Do this:
Omit the images, then output each of the records below exactly.

------ Listed records

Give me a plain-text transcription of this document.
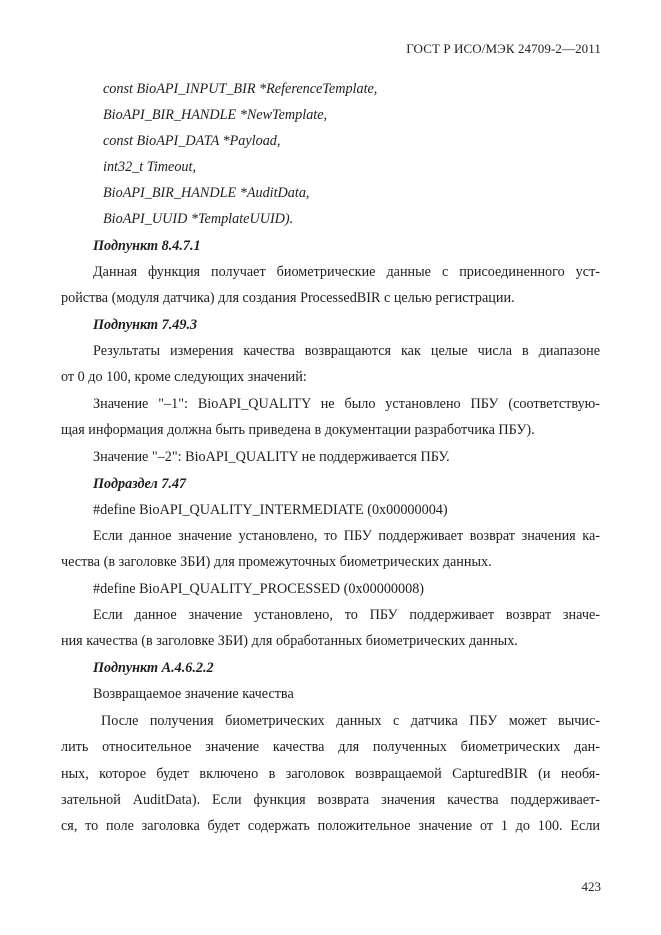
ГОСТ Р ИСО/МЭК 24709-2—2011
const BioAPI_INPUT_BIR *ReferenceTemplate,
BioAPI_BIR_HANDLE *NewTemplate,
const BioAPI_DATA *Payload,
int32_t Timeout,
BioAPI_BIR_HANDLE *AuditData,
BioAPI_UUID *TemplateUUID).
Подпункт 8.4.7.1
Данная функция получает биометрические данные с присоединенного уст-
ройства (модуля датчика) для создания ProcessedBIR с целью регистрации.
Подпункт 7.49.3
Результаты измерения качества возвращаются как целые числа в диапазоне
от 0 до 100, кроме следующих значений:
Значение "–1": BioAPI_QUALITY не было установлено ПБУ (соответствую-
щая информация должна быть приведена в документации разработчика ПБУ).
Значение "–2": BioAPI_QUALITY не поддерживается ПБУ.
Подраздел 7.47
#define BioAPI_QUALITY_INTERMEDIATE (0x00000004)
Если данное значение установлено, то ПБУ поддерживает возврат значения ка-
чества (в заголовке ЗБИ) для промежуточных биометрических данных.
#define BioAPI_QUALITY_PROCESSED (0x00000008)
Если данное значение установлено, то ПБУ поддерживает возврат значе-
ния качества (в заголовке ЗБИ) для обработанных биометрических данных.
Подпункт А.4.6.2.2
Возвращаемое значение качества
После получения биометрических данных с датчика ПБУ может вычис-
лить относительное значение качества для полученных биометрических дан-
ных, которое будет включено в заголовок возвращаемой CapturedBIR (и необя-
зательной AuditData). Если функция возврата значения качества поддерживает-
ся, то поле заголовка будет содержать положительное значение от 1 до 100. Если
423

------------

Worked solution:
Give me a plain-text transcription of this document.
ГОСТ Р ИСО/МЭК 24709-2—2011
const BioAPI_INPUT_BIR *ReferenceTemplate,
BioAPI_BIR_HANDLE *NewTemplate,
const BioAPI_DATA *Payload,
int32_t Timeout,
BioAPI_BIR_HANDLE *AuditData,
BioAPI_UUID *TemplateUUID).
Подпункт 8.4.7.1
Данная функция получает биометрические данные с присоединенного уст-
ройства (модуля датчика) для создания ProcessedBIR с целью регистрации.
Подпункт 7.49.3
Результаты измерения качества возвращаются как целые числа в диапазоне
от 0 до 100, кроме следующих значений:
Значение "–1": BioAPI_QUALITY не было установлено ПБУ (соответствую-
щая информация должна быть приведена в документации разработчика ПБУ).
Значение "–2": BioAPI_QUALITY не поддерживается ПБУ.
Подраздел 7.47
#define BioAPI_QUALITY_INTERMEDIATE (0x00000004)
Если данное значение установлено, то ПБУ поддерживает возврат значения ка-
чества (в заголовке ЗБИ) для промежуточных биометрических данных.
#define BioAPI_QUALITY_PROCESSED (0x00000008)
Если данное значение установлено, то ПБУ поддерживает возврат значе-
ния качества (в заголовке ЗБИ) для обработанных биометрических данных.
Подпункт А.4.6.2.2
Возвращаемое значение качества
После получения биометрических данных с датчика ПБУ может вычис-
лить относительное значение качества для полученных биометрических дан-
ных, которое будет включено в заголовок возвращаемой CapturedBIR (и необя-
зательной AuditData). Если функция возврата значения качества поддерживает-
ся, то поле заголовка будет содержать положительное значение от 1 до 100. Если
423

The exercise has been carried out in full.